---- Líneas del ejercicio

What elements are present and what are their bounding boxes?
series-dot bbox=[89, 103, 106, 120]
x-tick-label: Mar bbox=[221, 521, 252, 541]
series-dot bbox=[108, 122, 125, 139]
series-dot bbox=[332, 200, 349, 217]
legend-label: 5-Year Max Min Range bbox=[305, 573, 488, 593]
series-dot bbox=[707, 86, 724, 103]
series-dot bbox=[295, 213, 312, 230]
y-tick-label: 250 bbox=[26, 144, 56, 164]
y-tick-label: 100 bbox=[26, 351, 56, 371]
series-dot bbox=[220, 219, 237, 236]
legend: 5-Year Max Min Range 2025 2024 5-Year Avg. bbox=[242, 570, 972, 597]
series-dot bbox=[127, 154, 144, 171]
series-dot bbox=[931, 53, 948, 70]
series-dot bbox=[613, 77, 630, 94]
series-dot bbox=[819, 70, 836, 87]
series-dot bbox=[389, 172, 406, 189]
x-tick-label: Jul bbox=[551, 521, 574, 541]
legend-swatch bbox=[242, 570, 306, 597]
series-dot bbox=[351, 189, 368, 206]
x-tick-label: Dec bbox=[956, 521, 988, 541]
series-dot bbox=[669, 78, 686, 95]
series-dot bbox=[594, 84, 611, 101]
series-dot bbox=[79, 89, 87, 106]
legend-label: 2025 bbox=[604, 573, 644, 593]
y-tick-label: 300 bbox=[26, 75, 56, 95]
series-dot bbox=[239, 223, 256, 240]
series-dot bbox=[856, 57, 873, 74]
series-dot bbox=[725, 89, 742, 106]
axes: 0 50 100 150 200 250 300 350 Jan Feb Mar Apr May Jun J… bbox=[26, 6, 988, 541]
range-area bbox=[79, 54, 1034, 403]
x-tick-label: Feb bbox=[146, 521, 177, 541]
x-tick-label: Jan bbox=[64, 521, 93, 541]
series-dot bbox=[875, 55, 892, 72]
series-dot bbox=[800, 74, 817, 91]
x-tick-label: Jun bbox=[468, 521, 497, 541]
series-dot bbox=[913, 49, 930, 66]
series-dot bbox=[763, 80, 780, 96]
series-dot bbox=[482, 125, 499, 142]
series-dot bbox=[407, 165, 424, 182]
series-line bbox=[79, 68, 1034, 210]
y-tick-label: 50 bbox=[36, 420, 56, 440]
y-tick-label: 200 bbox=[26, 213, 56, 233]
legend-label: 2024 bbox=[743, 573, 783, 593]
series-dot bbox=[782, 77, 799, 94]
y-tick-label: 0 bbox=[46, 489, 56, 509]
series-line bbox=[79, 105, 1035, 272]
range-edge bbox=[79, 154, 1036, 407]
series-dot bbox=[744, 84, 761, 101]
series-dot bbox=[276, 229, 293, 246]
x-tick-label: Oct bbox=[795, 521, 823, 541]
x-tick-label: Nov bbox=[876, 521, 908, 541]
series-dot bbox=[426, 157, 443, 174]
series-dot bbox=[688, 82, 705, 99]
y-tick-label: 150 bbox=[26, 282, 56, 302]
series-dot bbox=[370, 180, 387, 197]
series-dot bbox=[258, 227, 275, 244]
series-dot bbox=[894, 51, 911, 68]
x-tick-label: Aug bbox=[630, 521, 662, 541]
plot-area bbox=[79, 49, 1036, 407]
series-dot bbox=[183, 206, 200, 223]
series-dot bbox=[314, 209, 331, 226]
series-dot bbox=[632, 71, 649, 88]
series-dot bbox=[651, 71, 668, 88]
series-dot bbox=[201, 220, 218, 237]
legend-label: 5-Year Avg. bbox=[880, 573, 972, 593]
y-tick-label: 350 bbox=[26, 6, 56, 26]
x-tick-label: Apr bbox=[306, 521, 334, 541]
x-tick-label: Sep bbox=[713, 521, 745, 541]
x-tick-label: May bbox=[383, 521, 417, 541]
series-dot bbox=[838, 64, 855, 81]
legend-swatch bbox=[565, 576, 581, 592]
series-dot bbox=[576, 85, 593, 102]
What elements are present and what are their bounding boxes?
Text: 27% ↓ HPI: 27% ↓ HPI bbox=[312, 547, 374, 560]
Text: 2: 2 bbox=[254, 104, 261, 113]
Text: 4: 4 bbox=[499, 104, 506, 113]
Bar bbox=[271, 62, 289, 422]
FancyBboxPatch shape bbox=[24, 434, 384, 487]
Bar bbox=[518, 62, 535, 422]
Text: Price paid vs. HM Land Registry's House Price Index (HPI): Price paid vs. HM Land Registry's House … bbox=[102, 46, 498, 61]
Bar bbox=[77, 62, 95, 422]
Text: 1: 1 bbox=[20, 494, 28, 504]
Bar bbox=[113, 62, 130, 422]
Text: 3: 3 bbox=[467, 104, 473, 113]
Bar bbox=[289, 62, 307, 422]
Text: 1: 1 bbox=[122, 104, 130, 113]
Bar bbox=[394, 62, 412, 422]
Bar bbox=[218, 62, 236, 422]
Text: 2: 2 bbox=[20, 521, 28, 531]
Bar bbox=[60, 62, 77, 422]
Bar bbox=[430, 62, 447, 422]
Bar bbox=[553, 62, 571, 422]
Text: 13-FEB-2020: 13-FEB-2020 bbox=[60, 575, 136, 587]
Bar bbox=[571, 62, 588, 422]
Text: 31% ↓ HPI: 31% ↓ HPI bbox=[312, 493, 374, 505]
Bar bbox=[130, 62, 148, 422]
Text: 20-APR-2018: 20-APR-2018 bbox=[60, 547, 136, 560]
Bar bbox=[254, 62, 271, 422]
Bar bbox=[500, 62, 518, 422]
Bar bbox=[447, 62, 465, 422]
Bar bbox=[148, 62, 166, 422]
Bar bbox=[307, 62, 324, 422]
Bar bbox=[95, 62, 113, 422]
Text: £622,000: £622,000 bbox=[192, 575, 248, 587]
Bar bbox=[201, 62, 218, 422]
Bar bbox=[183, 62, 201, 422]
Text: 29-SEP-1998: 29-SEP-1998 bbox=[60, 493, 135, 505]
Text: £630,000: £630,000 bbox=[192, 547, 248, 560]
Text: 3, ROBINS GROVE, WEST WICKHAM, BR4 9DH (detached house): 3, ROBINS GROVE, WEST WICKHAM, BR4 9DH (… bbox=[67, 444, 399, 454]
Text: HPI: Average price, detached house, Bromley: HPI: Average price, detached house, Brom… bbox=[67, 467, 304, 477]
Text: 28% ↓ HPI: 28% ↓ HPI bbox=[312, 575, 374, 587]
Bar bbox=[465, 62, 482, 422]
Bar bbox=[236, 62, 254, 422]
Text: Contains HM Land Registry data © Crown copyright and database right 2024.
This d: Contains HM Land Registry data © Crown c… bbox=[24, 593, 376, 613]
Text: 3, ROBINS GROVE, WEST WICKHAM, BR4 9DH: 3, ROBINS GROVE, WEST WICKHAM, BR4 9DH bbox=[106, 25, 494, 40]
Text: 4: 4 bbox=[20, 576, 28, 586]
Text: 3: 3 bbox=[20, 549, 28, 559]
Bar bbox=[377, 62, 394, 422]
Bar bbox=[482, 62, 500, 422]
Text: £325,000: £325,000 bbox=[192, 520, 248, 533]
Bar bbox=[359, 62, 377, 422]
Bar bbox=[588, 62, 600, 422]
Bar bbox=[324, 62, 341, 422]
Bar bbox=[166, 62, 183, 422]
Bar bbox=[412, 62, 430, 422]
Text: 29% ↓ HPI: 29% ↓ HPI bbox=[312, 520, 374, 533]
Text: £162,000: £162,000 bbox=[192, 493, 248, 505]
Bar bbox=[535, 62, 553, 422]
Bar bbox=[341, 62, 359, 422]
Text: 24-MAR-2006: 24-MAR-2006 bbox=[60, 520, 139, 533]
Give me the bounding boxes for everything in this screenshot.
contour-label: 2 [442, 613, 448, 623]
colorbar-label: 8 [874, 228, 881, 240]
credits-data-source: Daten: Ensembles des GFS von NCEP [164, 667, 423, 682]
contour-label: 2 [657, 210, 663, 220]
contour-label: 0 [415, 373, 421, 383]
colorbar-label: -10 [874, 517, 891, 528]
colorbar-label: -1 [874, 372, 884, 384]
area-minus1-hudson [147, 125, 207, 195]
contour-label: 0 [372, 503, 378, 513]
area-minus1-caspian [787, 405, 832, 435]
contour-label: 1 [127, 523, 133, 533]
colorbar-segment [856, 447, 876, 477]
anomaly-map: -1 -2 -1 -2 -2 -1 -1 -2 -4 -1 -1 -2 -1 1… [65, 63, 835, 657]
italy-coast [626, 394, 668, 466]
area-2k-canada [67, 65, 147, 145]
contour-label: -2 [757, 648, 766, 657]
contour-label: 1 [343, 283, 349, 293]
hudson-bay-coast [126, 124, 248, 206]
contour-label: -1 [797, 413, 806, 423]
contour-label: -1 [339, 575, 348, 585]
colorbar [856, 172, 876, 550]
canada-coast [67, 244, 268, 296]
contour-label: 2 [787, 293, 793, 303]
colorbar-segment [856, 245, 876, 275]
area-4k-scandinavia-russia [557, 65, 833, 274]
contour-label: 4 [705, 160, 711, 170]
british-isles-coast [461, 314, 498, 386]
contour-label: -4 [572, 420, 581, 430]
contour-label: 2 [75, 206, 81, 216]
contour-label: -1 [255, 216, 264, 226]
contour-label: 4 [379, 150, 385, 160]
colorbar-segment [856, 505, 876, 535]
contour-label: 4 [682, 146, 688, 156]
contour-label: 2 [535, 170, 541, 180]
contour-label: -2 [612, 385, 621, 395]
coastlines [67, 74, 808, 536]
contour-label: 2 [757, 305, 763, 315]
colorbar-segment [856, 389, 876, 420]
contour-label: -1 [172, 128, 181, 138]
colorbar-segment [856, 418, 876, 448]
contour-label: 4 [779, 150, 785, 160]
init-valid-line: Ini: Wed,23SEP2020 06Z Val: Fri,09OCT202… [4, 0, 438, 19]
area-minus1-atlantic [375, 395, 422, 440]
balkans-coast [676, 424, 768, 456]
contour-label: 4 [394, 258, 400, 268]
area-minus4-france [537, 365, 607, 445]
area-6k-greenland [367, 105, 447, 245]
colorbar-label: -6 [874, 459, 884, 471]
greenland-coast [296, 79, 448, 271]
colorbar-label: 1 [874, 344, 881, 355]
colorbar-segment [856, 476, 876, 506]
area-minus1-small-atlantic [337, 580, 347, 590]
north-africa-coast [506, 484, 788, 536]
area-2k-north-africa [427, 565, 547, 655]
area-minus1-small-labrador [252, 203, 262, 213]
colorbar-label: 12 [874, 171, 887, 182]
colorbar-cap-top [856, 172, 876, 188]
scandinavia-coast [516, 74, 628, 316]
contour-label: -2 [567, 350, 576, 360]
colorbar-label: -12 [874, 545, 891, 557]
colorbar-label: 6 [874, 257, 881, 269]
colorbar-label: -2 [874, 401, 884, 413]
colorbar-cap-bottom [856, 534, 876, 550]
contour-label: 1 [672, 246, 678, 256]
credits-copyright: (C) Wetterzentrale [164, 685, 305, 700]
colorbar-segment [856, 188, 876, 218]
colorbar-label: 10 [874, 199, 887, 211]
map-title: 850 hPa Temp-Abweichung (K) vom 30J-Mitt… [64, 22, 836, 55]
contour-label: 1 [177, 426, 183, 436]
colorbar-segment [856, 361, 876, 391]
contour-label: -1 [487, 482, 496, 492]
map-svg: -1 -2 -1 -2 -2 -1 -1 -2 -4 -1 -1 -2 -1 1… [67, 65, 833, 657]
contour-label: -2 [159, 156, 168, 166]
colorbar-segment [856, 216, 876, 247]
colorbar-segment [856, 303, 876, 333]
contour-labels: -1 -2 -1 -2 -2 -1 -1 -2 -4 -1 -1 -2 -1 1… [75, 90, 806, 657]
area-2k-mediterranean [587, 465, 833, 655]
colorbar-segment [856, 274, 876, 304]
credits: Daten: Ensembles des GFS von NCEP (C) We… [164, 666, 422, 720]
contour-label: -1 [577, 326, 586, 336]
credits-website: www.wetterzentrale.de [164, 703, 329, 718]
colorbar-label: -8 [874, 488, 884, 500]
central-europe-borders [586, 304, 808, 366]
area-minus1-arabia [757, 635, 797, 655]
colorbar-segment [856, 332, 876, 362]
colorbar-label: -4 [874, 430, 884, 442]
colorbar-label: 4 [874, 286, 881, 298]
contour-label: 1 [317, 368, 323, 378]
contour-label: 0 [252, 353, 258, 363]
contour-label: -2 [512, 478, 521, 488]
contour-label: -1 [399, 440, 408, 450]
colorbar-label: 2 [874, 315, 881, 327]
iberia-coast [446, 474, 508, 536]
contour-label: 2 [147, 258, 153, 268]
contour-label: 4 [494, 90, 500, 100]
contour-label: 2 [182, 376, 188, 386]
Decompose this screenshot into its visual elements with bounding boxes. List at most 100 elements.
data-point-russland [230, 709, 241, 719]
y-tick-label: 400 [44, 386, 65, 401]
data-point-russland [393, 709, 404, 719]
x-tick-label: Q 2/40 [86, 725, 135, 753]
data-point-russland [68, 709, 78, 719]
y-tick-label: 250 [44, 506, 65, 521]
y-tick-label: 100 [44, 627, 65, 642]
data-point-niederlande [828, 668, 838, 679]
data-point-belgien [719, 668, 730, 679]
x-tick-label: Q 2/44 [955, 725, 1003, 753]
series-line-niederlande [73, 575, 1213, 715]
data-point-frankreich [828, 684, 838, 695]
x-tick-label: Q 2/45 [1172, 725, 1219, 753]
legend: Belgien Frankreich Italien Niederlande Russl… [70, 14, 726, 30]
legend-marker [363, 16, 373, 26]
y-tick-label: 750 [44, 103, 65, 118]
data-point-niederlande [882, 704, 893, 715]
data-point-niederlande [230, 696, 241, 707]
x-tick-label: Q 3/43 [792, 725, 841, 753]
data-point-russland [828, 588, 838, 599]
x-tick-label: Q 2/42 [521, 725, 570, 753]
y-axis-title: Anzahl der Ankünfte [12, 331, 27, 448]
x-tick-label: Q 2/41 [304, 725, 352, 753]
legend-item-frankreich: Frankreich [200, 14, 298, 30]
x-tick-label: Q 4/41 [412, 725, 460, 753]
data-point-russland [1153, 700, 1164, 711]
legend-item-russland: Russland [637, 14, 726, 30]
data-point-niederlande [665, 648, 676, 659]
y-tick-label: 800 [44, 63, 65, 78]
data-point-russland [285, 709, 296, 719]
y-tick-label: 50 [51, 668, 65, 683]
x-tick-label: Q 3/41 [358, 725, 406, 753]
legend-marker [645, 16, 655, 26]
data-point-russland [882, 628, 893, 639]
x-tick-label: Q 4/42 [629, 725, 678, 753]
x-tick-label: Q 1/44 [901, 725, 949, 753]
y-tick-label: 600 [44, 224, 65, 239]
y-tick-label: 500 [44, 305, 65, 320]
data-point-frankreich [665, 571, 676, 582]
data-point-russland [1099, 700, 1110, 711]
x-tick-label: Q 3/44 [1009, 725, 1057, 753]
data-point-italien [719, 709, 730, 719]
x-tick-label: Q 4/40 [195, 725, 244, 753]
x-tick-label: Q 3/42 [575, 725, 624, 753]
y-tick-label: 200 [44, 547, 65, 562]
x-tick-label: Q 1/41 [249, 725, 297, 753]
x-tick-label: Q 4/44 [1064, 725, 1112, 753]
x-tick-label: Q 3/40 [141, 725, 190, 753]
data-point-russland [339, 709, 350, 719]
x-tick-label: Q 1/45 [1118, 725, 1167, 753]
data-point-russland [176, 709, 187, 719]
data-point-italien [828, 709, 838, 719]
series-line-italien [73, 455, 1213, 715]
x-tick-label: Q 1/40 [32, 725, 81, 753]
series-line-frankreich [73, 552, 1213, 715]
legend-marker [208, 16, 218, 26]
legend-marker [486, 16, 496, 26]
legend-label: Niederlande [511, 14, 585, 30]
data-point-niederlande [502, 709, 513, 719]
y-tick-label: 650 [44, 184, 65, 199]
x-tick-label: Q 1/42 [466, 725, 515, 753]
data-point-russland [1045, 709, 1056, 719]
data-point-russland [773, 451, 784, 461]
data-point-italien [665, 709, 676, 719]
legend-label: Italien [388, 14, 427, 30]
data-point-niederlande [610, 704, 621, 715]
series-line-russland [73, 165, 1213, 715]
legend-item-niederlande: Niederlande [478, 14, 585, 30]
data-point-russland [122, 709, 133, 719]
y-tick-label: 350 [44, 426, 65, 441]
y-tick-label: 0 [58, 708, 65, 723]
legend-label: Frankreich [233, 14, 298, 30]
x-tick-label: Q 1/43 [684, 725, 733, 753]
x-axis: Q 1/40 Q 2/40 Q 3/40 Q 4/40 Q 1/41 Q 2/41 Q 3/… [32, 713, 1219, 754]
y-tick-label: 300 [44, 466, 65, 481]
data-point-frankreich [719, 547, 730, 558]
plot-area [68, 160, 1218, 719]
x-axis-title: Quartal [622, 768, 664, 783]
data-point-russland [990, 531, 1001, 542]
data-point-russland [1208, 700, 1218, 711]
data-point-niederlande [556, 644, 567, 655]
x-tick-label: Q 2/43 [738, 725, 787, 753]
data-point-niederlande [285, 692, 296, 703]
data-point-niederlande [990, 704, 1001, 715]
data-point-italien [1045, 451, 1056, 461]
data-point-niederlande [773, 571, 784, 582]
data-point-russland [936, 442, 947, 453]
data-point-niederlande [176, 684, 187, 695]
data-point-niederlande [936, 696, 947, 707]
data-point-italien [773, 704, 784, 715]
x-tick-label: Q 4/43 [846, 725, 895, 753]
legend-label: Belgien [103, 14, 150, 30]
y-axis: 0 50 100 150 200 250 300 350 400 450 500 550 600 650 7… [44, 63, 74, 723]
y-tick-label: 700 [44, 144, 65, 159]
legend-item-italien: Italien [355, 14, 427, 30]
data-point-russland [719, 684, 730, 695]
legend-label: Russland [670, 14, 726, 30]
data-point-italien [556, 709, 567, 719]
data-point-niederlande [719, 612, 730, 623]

--------

- _Tarea planteada_: Reformula como lista numerada las líneas que van desde la primera hasta la que contiene "series-dot bbox=[220, 219, 237, 236]", ambas incluidas, y omite las líneas en blanco.

- _Respuesta al problema_:
1. What elements are present and what are their bounding boxes?
2. series-dot bbox=[89, 103, 106, 120]
3. x-tick-label: Mar bbox=[221, 521, 252, 541]
4. series-dot bbox=[108, 122, 125, 139]
5. series-dot bbox=[332, 200, 349, 217]
6. legend-label: 5-Year Max Min Range bbox=[305, 573, 488, 593]
7. series-dot bbox=[707, 86, 724, 103]
8. series-dot bbox=[295, 213, 312, 230]
9. y-tick-label: 250 bbox=[26, 144, 56, 164]
10. y-tick-label: 100 bbox=[26, 351, 56, 371]
11. series-dot bbox=[220, 219, 237, 236]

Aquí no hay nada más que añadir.